To do: Every entry must be duplicated precisely as written.

(Part of a data file)

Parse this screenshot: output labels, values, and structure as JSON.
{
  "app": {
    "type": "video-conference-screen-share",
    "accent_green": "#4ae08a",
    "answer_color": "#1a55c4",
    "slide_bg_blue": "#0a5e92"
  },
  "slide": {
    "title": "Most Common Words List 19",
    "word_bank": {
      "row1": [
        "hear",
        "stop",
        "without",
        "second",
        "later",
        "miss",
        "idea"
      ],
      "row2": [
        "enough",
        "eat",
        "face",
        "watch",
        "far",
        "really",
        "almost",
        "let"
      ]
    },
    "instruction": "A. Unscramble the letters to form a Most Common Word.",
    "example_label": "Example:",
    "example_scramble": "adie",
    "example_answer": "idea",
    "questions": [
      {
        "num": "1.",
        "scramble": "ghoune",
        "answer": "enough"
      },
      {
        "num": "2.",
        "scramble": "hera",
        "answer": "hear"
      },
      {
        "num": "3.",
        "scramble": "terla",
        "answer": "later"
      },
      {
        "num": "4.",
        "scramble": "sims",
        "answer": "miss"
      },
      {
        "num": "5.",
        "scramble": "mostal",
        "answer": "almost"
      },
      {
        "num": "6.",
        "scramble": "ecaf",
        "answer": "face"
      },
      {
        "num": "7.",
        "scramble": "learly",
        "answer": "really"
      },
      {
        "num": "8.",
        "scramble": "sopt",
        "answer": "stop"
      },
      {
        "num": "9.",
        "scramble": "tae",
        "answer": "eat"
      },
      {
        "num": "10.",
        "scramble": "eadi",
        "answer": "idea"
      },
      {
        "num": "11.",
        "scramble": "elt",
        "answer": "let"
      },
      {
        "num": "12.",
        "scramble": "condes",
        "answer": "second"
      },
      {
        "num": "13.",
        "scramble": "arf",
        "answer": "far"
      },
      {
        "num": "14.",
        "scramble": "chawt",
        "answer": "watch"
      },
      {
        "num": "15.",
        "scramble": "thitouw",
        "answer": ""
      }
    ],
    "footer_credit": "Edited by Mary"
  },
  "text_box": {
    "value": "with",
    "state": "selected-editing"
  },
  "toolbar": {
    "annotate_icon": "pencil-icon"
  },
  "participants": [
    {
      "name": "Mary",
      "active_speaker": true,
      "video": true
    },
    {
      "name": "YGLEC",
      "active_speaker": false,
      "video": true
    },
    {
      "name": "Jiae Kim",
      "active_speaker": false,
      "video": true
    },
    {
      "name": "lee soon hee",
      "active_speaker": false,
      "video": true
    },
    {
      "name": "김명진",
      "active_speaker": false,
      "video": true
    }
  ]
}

Solved exercise:
Parse this screenshot: output labels, values, and structure as JSON.
{
  "app": {
    "type": "video-conference-screen-share",
    "accent_green": "#4ae08a",
    "answer_color": "#1a55c4",
    "slide_bg_blue": "#0a5e92"
  },
  "slide": {
    "title": "Most Common Words List 19",
    "word_bank": {
      "row1": [
        "hear",
        "stop",
        "without",
        "second",
        "later",
        "miss",
        "idea"
      ],
      "row2": [
        "enough",
        "eat",
        "face",
        "watch",
        "far",
        "really",
        "almost",
        "let"
      ]
    },
    "instruction": "A. Unscramble the letters to form a Most Common Word.",
    "example_label": "Example:",
    "example_scramble": "adie",
    "example_answer": "idea",
    "questions": [
      {
        "num": "1.",
        "scramble": "ghoune",
        "answer": "enough"
      },
      {
        "num": "2.",
        "scramble": "hera",
        "answer": "hear"
      },
      {
        "num": "3.",
        "scramble": "terla",
        "answer": "later"
      },
      {
        "num": "4.",
        "scramble": "sims",
        "answer": "miss"
      },
      {
        "num": "5.",
        "scramble": "mostal",
        "answer": "almost"
      },
      {
        "num": "6.",
        "scramble": "ecaf",
        "answer": "face"
      },
      {
        "num": "7.",
        "scramble": "learly",
        "answer": "really"
      },
      {
        "num": "8.",
        "scramble": "sopt",
        "answer": "stop"
      },
      {
        "num": "9.",
        "scramble": "tae",
        "answer": "eat"
      },
      {
        "num": "10.",
        "scramble": "eadi",
        "answer": "idea"
      },
      {
        "num": "11.",
        "scramble": "elt",
        "answer": "let"
      },
      {
        "num": "12.",
        "scramble": "condes",
        "answer": "second"
      },
      {
        "num": "13.",
        "scramble": "arf",
        "answer": "far"
      },
      {
        "num": "14.",
        "scramble": "chawt",
        "answer": "watch"
      },
      {
        "num": "15.",
        "scramble": "thitouw",
        "answer": ""
      }
    ],
    "footer_credit": "Edited by Mary"
  },
  "text_box": {
    "value": "with",
    "state": "selected-editing"
  },
  "toolbar": {
    "annotate_icon": "pencil-icon"
  },
  "participants": [
    {
      "name": "Mary",
      "active_speaker": true,
      "video": true
    },
    {
      "name": "YGLEC",
      "active_speaker": false,
      "video": true
    },
    {
      "name": "Jiae Kim",
      "active_speaker": false,
      "video": true
    },
    {
      "name": "lee soon hee",
      "active_speaker": false,
      "video": true
    },
    {
      "name": "김명진",
      "active_speaker": false,
      "video": true
    }
  ]
}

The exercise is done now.